Exercise brief ▸ Return, with no changes, the stretch of entries from the start through the line that contains "bead <box>336 199 364 227</box>".

Item position entries ▸
---
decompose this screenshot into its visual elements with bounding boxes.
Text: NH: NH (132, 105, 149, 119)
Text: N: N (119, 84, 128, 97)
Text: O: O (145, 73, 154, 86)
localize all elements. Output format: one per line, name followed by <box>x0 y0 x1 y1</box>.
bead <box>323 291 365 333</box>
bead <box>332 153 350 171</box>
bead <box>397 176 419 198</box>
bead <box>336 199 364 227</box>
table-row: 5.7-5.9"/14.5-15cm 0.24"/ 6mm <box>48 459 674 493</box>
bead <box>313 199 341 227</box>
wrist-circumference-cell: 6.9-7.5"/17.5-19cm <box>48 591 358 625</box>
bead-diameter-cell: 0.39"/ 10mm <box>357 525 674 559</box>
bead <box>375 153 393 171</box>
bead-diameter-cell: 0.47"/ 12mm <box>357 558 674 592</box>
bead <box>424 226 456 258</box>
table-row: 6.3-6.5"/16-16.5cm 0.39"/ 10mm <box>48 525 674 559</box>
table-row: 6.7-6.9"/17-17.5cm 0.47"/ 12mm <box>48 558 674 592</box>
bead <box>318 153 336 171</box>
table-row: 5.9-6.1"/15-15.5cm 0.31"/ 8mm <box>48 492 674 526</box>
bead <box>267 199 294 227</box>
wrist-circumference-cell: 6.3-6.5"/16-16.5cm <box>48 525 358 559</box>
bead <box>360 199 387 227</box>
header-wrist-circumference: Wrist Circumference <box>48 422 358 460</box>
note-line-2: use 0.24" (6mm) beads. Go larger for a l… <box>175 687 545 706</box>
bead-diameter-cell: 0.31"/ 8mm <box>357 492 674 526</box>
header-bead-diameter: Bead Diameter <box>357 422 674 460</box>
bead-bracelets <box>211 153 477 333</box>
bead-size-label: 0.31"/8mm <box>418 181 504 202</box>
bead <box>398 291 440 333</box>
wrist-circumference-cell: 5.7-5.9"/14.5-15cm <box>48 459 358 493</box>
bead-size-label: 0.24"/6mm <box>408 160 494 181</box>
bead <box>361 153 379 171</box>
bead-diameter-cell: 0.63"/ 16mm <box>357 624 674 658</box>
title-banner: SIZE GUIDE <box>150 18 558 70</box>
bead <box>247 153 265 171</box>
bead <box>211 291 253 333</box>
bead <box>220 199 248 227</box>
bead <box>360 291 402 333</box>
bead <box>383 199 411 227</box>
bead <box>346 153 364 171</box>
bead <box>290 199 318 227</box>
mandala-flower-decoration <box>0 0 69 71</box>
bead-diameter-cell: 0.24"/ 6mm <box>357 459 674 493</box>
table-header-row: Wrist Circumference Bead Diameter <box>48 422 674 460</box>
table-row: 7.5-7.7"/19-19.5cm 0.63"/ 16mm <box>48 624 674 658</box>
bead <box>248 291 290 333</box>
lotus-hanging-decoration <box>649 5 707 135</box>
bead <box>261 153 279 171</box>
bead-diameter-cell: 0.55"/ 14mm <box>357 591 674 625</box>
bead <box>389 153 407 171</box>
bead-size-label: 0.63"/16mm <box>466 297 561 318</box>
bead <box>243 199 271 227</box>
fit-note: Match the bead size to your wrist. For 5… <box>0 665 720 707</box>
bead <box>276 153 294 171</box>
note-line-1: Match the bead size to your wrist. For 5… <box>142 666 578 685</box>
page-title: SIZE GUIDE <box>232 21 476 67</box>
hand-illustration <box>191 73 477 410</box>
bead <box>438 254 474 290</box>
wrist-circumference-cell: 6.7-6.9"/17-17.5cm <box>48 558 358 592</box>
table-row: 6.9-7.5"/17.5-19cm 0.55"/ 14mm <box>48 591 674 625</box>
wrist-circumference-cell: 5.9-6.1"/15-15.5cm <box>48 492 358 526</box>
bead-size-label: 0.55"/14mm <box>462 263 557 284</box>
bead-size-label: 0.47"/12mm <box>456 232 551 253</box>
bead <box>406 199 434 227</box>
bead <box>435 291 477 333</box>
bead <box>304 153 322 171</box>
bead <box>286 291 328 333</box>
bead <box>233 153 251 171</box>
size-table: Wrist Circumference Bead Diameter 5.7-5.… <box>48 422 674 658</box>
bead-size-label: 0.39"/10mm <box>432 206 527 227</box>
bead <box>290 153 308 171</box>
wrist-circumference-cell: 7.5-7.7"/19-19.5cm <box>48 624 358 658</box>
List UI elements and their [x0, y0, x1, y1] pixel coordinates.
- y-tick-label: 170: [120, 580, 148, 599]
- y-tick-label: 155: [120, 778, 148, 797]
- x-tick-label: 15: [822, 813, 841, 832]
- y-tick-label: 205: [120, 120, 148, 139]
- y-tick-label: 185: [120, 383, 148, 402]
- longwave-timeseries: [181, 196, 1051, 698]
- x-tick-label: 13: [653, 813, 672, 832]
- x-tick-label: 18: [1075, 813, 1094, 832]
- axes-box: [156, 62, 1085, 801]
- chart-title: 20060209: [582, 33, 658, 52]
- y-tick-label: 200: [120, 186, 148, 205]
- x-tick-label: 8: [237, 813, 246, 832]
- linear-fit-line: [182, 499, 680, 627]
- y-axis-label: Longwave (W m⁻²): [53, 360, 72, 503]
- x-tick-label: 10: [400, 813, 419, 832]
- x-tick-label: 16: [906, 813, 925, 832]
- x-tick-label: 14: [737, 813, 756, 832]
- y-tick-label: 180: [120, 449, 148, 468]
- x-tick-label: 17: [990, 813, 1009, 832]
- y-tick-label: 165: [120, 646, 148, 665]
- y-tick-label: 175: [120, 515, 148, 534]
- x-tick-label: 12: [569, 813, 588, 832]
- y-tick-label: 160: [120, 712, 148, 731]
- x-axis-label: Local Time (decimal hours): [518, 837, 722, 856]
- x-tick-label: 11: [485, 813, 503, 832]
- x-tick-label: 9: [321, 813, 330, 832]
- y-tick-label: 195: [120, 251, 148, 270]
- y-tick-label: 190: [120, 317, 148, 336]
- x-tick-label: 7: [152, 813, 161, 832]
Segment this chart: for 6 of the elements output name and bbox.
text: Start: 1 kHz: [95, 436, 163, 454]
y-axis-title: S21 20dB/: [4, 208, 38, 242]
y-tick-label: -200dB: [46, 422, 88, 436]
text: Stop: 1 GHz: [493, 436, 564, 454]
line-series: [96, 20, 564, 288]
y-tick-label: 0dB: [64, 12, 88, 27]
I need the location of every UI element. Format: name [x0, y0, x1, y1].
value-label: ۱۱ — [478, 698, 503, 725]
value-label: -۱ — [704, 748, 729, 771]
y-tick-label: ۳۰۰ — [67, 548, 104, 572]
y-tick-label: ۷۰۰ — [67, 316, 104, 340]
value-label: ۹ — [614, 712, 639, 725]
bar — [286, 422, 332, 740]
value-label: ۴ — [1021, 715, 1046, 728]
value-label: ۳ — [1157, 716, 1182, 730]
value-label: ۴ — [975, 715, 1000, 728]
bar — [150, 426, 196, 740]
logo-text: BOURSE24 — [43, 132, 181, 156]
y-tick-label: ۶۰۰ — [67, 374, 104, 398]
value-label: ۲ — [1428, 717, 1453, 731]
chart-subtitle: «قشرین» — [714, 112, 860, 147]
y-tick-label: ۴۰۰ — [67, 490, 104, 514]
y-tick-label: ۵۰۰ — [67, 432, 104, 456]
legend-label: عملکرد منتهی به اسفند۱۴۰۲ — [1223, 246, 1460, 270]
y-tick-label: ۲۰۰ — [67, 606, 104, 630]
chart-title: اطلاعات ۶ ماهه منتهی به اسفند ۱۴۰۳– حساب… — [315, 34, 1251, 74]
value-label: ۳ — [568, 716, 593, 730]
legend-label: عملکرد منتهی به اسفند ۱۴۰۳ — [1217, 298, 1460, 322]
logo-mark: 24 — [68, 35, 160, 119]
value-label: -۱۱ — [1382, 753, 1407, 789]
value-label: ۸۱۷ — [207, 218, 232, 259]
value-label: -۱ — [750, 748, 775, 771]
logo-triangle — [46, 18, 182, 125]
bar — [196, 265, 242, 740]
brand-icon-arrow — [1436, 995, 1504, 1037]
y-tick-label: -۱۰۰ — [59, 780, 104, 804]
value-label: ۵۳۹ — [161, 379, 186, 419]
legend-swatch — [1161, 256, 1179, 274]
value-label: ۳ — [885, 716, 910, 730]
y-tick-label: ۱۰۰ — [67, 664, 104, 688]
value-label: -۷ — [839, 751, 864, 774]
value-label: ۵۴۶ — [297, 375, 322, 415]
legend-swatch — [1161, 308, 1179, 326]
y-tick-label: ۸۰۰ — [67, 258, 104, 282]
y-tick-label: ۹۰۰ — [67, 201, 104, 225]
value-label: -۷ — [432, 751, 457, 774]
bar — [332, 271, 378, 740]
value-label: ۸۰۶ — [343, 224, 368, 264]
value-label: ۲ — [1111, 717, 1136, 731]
---
Response to the exercise ▸
decompose this screenshot into its visual elements with bounding boxes.
Text: NH: NH (132, 105, 149, 119)
Text: N: N (119, 84, 128, 97)
Text: O: O (145, 73, 154, 86)
localize all elements. Output format: one per line, name followed by <box>x0 y0 x1 y1</box>.
bead <box>323 291 365 333</box>
bead <box>332 153 350 171</box>
bead <box>397 176 419 198</box>
bead <box>336 199 364 227</box>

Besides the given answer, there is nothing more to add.